(Data extracted from a collection)
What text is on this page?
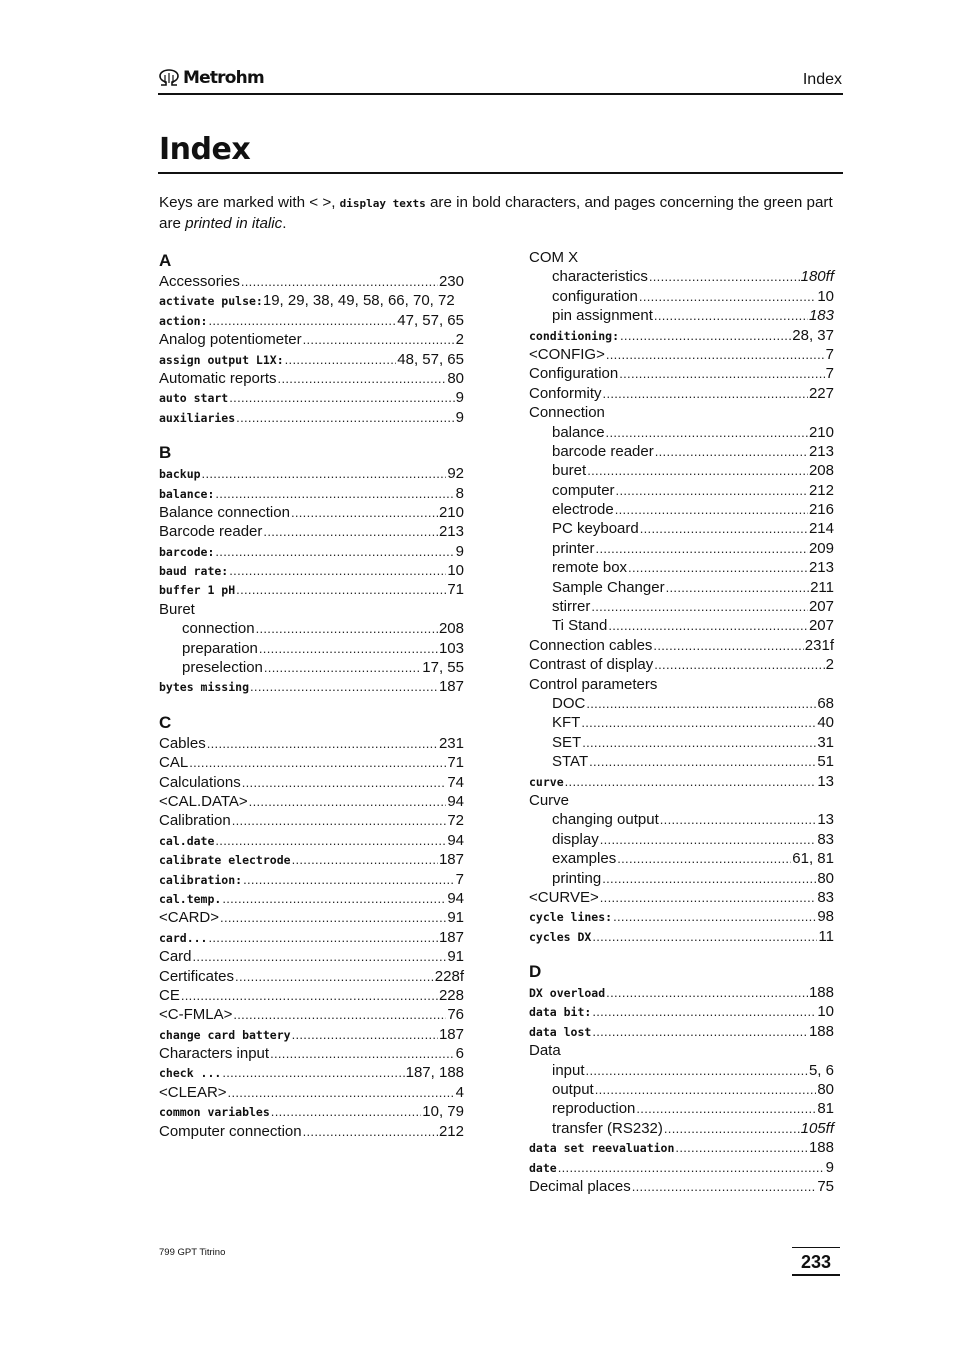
Metrohm	Index
Index
Keys are marked with < >, display texts are in bold characters, and pages concerning the green part are printed in italic.
A
Accessories .....	230
activate pulse: 19, 29, 38, 49, 58, 66, 70, 72
action: .....	47, 57, 65
Analog potentiometer .....	2
assign output L1X: .....	48, 57, 65
Automatic reports .....	80
auto start .....	9
auxiliaries .....	9
B
backup .....	92
balance: .....	8
Balance connection .....	210
Barcode reader .....	213
barcode: .....	9
baud rate: .....	10
buffer 1 pH .....	71
Buret
connection .....	208
preparation .....	103
preselection .....	17, 55
bytes missing .....	187
C
Cables .....	231
CAL .....	71
Calculations .....	74
<CAL.DATA> .....	94
Calibration .....	72
cal.date .....	94
calibrate electrode .....	187
calibration: .....	7
cal.temp. .....	94
<CARD> .....	91
card... .....	187
Card .....	91
Certificates .....	228f
CE .....	228
<C-FMLA> .....	76
change card battery .....	187
Characters input .....	6
check ... .....	187, 188
<CLEAR> .....	4
common variables .....	10, 79
Computer connection .....	212
COM X
characteristics .....	180ff
configuration .....	10
pin assignment .....	183
conditioning: .....	28, 37
<CONFIG> .....	7
Configuration .....	7
Conformity .....	227
Connection
balance .....	210
barcode reader .....	213
buret .....	208
computer .....	212
electrode .....	216
PC keyboard .....	214
printer .....	209
remote box .....	213
Sample Changer .....	211
stirrer .....	207
Ti Stand .....	207
Connection cables .....	231f
Contrast of display .....	2
Control parameters
DOC .....	68
KFT .....	40
SET .....	31
STAT .....	51
curve .....	13
Curve
changing output .....	13
display .....	83
examples .....	61, 81
printing .....	80
<CURVE> .....	83
cycle lines: .....	98
cycles DX .....	11
D
DX overload .....	188
data bit: .....	10
data lost .....	188
Data
input .....	5, 6
output .....	80
reproduction .....	81
transfer (RS232) .....	105ff
data set reevaluation .....	188
date .....	9
Decimal places .....	75
799 GPT Titrino	233
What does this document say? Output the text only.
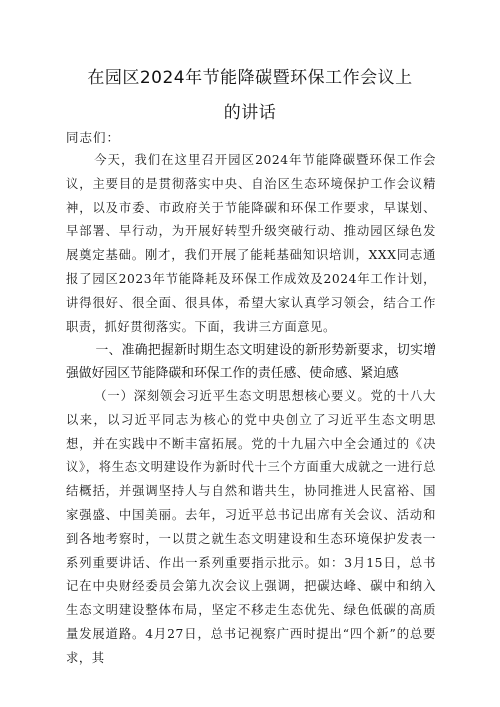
在园区2024年节能降碳暨环保工作会议上
的讲话
同志们：
今天，我们在这里召开园区2024年节能降碳暨环保工作会议，主要目的是贯彻落实中央、自治区生态环境保护工作会议精神，以及市委、市政府关于节能降碳和环保工作要求，早谋划、早部署、早行动，为开展好转型升级突破行动、推动园区绿色发展奠定基础。刚才，我们开展了能耗基础知识培训，XXX同志通报了园区2023年节能降耗及环保工作成效及2024年工作计划，讲得很好、很全面、很具体，希望大家认真学习领会，结合工作职责，抓好贯彻落实。下面，我讲三方面意见。
一、准确把握新时期生态文明建设的新形势新要求，切实增强做好园区节能降碳和环保工作的责任感、使命感、紧迫感
（一）深刻领会习近平生态文明思想核心要义。党的十八大以来，以习近平同志为核心的党中央创立了习近平生态文明思想，并在实践中不断丰富拓展。党的十九届六中全会通过的《决议》，将生态文明建设作为新时代十三个方面重大成就之一进行总结概括，并强调坚持人与自然和谐共生，协同推进人民富裕、国家强盛、中国美丽。去年，习近平总书记出席有关会议、活动和到各地考察时，一以贯之就生态文明建设和生态环境保护发表一系列重要讲话、作出一系列重要指示批示。如：3月15日，总书记在中央财经委员会第九次会议上强调，把碳达峰、碳中和纳入生态文明建设整体布局，坚定不移走生态优先、绿色低碳的高质量发展道路。4月27日，总书记视察广西时提出“四个新”的总要求，其
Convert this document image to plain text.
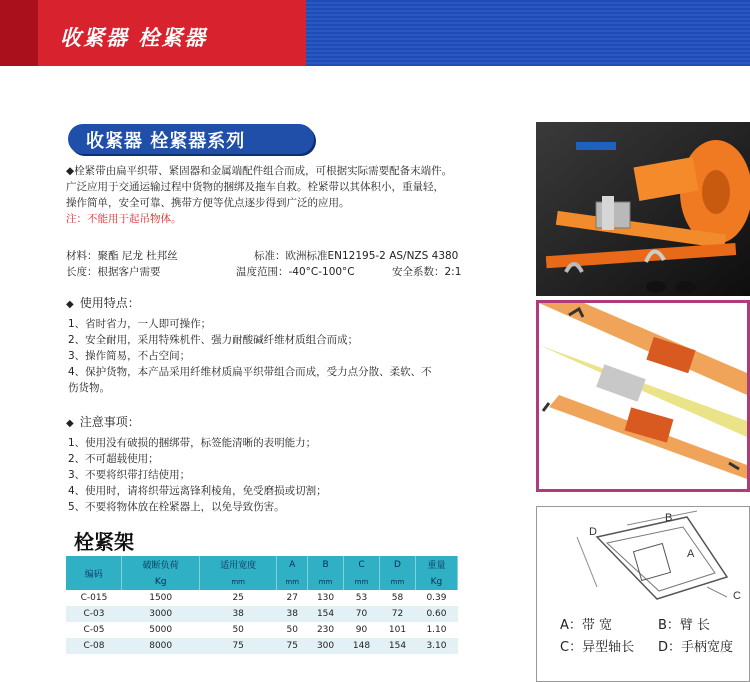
收紧器 栓紧器
收紧器 栓紧器系列
◆栓紧带由扁平织带、紧固器和金属端配件组合而成，可根据实际需要配备末端件。
广泛应用于交通运输过程中货物的捆绑及拖车自救。栓紧带以其体积小，重量轻，
操作简单，安全可靠、携带方便等优点逐步得到广泛的应用。
注：不能用于起吊物体。
材料：聚酯 尼龙 杜邦丝	标准：欧洲标准EN12195-2 AS/NZS 4380
长度：根据客户需要	温度范围：-40°C-100°C	安全系数：2:1
◆ 使用特点：
1、省时省力，一人即可操作；
2、安全耐用，采用特殊机件、强力耐酸碱纤维材质组合而成；
3、操作简易，不占空间；
4、保护货物，本产品采用纤维材质扁平织带组合而成，受力点分散、柔软、不
伤货物。
◆ 注意事项：
1、使用没有破损的捆绑带，标签能清晰的表明能力；
2、不可超载使用；
3、不要将织带打结使用；
4、使用时，请将织带远离锋利棱角，免受磨损或切割；
5、不要将物体放在栓紧器上，以免导致伤害。
栓紧架
编码	破断负荷	适用宽度	A	B	C	D	重量
	Kg	mm	mm	mm	mm	mm	Kg
C-015	1500	25	27	130	53	58	0.39
C-03	3000	38	38	154	70	72	0.60
C-05	5000	50	50	230	90	101	1.10
C-08	8000	75	75	300	148	154	3.10
D
B
A
C
A：带 宽	B：臂 长
C：异型轴长 D：手柄宽度
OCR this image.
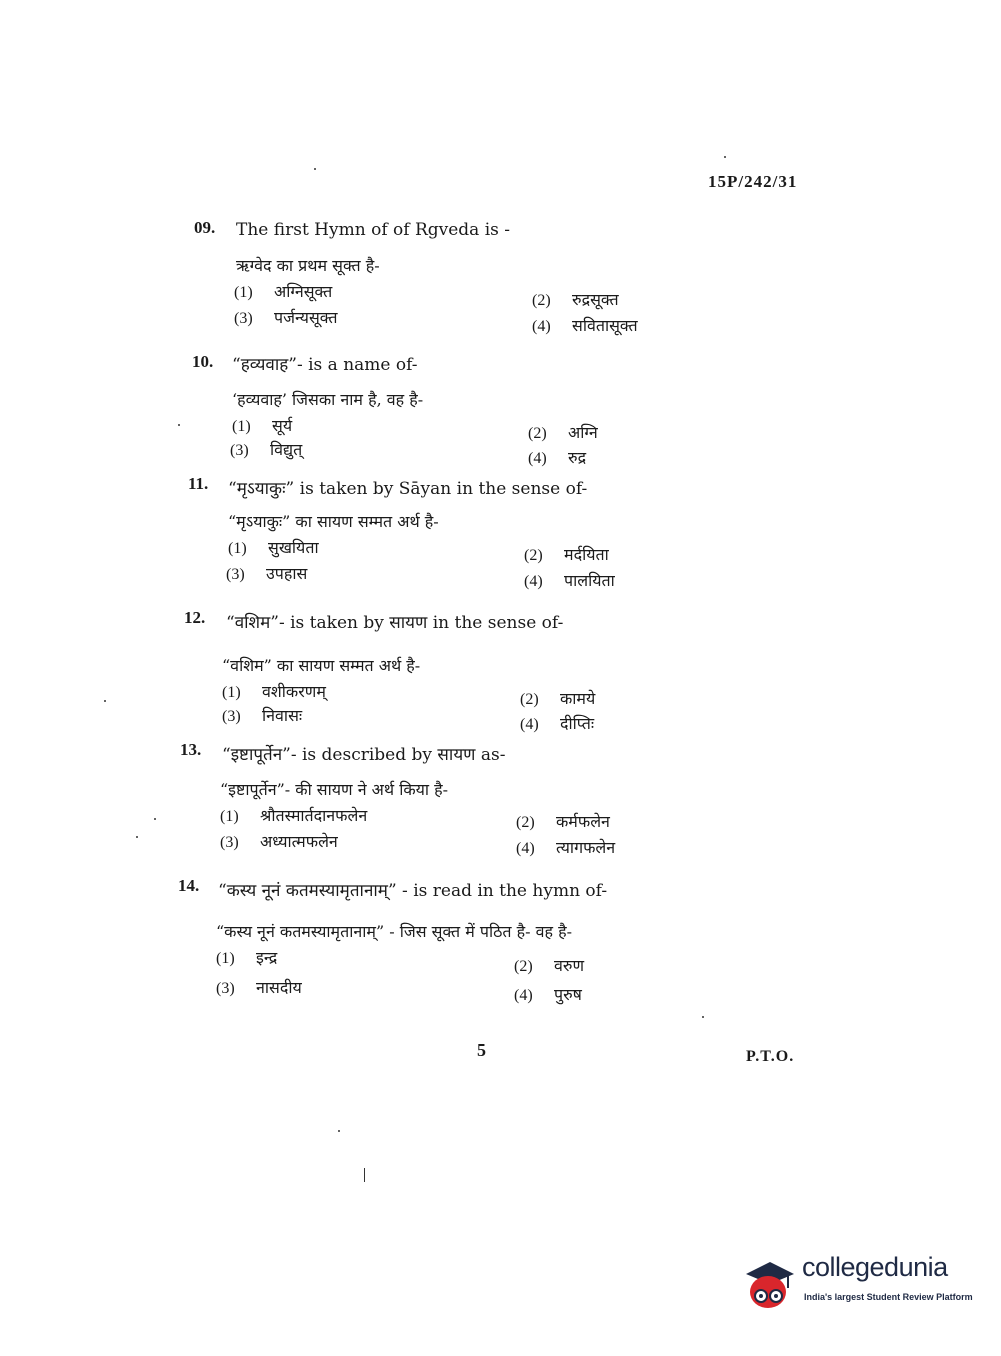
15P/242/31
09. The first Hymn of of Rgveda is -
ऋग्वेद का प्रथम सूक्त है-
(1) अग्निसूक्त	(2) रुद्रसूक्त
(3) पर्जन्यसूक्त	(4) सवितासूक्त
10. “हव्यवाह”- is a name of-
‘हव्यवाह’ जिसका नाम है, वह है-
(1) सूर्य	(2) अग्नि
(3) विद्युत्	(4) रुद्र
11. “मृऽयाकुः” is taken by Sāyan in the sense of-
“मृऽयाकुः” का सायण सम्मत अर्थ है-
(1) सुखयिता	(2) मर्दयिता
(3) उपहास	(4) पालयिता
12. “वशिम”- is taken by सायण in the sense of-
“वशिम” का सायण सम्मत अर्थ है-
(1) वशीकरणम्	(2) कामये
(3) निवासः	(4) दीप्तिः
13. “इष्टापूर्तेन”- is described by सायण as-
“इष्टापूर्तेन”- की सायण ने अर्थ किया है-
(1) श्रौतस्मार्तदानफलेन	(2) कर्मफलेन
(3) अध्यात्मफलेन	(4) त्यागफलेन
14. “कस्य नूनं कतमस्यामृतानाम्” - is read in the hymn of-
“कस्य नूनं कतमस्यामृतानाम्” - जिस सूक्त में पठित है- वह है-
(1) इन्द्र	(2) वरुण
(3) नासदीय	(4) पुरुष
5	P.T.O.
collegedunia
India's largest Student Review Platform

* **EXERCISE GOAL**: Quote the preceding listing precisely and completely, omitting its images.

* **EXPECTED ANSWER**:
What text is on this page?
Metrohm	Index
Index
Keys are marked with < >, display texts are in bold characters, and pages concerning the green part are printed in italic.
A
Accessories .....	230
activate pulse: 19, 29, 38, 49, 58, 66, 70, 72
action: .....	47, 57, 65
Analog potentiometer .....	2
assign output L1X: .....	48, 57, 65
Automatic reports .....	80
auto start .....	9
auxiliaries .....	9
B
backup .....	92
balance: .....	8
Balance connection .....	210
Barcode reader .....	213
barcode: .....	9
baud rate: .....	10
buffer 1 pH .....	71
Buret
connection .....	208
preparation .....	103
preselection .....	17, 55
bytes missing .....	187
C
Cables .....	231
CAL .....	71
Calculations .....	74
<CAL.DATA> .....	94
Calibration .....	72
cal.date .....	94
calibrate electrode .....	187
calibration: .....	7
cal.temp. .....	94
<CARD> .....	91
card... .....	187
Card .....	91
Certificates .....	228f
CE .....	228
<C-FMLA> .....	76
change card battery .....	187
Characters input .....	6
check ... .....	187, 188
<CLEAR> .....	4
common variables .....	10, 79
Computer connection .....	212
COM X
characteristics .....	180ff
configuration .....	10
pin assignment .....	183
conditioning: .....	28, 37
<CONFIG> .....	7
Configuration .....	7
Conformity .....	227
Connection
balance .....	210
barcode reader .....	213
buret .....	208
computer .....	212
electrode .....	216
PC keyboard .....	214
printer .....	209
remote box .....	213
Sample Changer .....	211
stirrer .....	207
Ti Stand .....	207
Connection cables .....	231f
Contrast of display .....	2
Control parameters
DOC .....	68
KFT .....	40
SET .....	31
STAT .....	51
curve .....	13
Curve
changing output .....	13
display .....	83
examples .....	61, 81
printing .....	80
<CURVE> .....	83
cycle lines: .....	98
cycles DX .....	11
D
DX overload .....	188
data bit: .....	10
data lost .....	188
Data
input .....	5, 6
output .....	80
reproduction .....	81
transfer (RS232) .....	105ff
data set reevaluation .....	188
date .....	9
Decimal places .....	75
799 GPT Titrino	233
What does this document say? Output the text only.
在园区2024年节能降碳暨环保工作会议上
的讲话
同志们：
今天，我们在这里召开园区2024年节能降碳暨环保工作会议，主要目的是贯彻落实中央、自治区生态环境保护工作会议精神，以及市委、市政府关于节能降碳和环保工作要求，早谋划、早部署、早行动，为开展好转型升级突破行动、推动园区绿色发展奠定基础。刚才，我们开展了能耗基础知识培训，XXX同志通报了园区2023年节能降耗及环保工作成效及2024年工作计划，讲得很好、很全面、很具体，希望大家认真学习领会，结合工作职责，抓好贯彻落实。下面，我讲三方面意见。
一、准确把握新时期生态文明建设的新形势新要求，切实增强做好园区节能降碳和环保工作的责任感、使命感、紧迫感
（一）深刻领会习近平生态文明思想核心要义。党的十八大以来，以习近平同志为核心的党中央创立了习近平生态文明思想，并在实践中不断丰富拓展。党的十九届六中全会通过的《决议》，将生态文明建设作为新时代十三个方面重大成就之一进行总结概括，并强调坚持人与自然和谐共生，协同推进人民富裕、国家强盛、中国美丽。去年，习近平总书记出席有关会议、活动和到各地考察时，一以贯之就生态文明建设和生态环境保护发表一系列重要讲话、作出一系列重要指示批示。如：3月15日，总书记在中央财经委员会第九次会议上强调，把碳达峰、碳中和纳入生态文明建设整体布局，坚定不移走生态优先、绿色低碳的高质量发展道路。4月27日，总书记视察广西时提出“四个新”的总要求，其
Convert this document image to plain text.
收紧器 栓紧器
收紧器 栓紧器系列
◆栓紧带由扁平织带、紧固器和金属端配件组合而成，可根据实际需要配备末端件。
广泛应用于交通运输过程中货物的捆绑及拖车自救。栓紧带以其体积小，重量轻，
操作简单，安全可靠、携带方便等优点逐步得到广泛的应用。
注：不能用于起吊物体。
材料：聚酯 尼龙 杜邦丝	标准：欧洲标准EN12195-2 AS/NZS 4380
长度：根据客户需要	温度范围：-40°C-100°C	安全系数：2:1
◆ 使用特点：
1、省时省力，一人即可操作；
2、安全耐用，采用特殊机件、强力耐酸碱纤维材质组合而成；
3、操作简易，不占空间；
4、保护货物，本产品采用纤维材质扁平织带组合而成，受力点分散、柔软、不
伤货物。
◆ 注意事项：
1、使用没有破损的捆绑带，标签能清晰的表明能力；
2、不可超载使用；
3、不要将织带打结使用；
4、使用时，请将织带远离锋利棱角，免受磨损或切割；
5、不要将物体放在栓紧器上，以免导致伤害。
栓紧架
编码	破断负荷	适用宽度	A	B	C	D	重量
	Kg	mm	mm	mm	mm	mm	Kg
C-015	1500	25	27	130	53	58	0.39
C-03	3000	38	38	154	70	72	0.60
C-05	5000	50	50	230	90	101	1.10
C-08	8000	75	75	300	148	154	3.10
D
B
A
C
A：带 宽	B：臂 长
C：异型轴长 D：手柄宽度
OCR this image.
15P/242/31
09. The first Hymn of of Rgveda is -
ऋग्वेद का प्रथम सूक्त है-
(1) अग्निसूक्त	(2) रुद्रसूक्त
(3) पर्जन्यसूक्त	(4) सवितासूक्त
10. “हव्यवाह”- is a name of-
‘हव्यवाह’ जिसका नाम है, वह है-
(1) सूर्य	(2) अग्नि
(3) विद्युत्	(4) रुद्र
11. “मृऽयाकुः” is taken by Sāyan in the sense of-
“मृऽयाकुः” का सायण सम्मत अर्थ है-
(1) सुखयिता	(2) मर्दयिता
(3) उपहास	(4) पालयिता
12. “वशिम”- is taken by सायण in the sense of-
“वशिम” का सायण सम्मत अर्थ है-
(1) वशीकरणम्	(2) कामये
(3) निवासः	(4) दीप्तिः
13. “इष्टापूर्तेन”- is described by सायण as-
“इष्टापूर्तेन”- की सायण ने अर्थ किया है-
(1) श्रौतस्मार्तदानफलेन	(2) कर्मफलेन
(3) अध्यात्मफलेन	(4) त्यागफलेन
14. “कस्य नूनं कतमस्यामृतानाम्” - is read in the hymn of-
“कस्य नूनं कतमस्यामृतानाम्” - जिस सूक्त में पठित है- वह है-
(1) इन्द्र	(2) वरुण
(3) नासदीय	(4) पुरुष
5	P.T.O.
collegedunia
India's largest Student Review Platform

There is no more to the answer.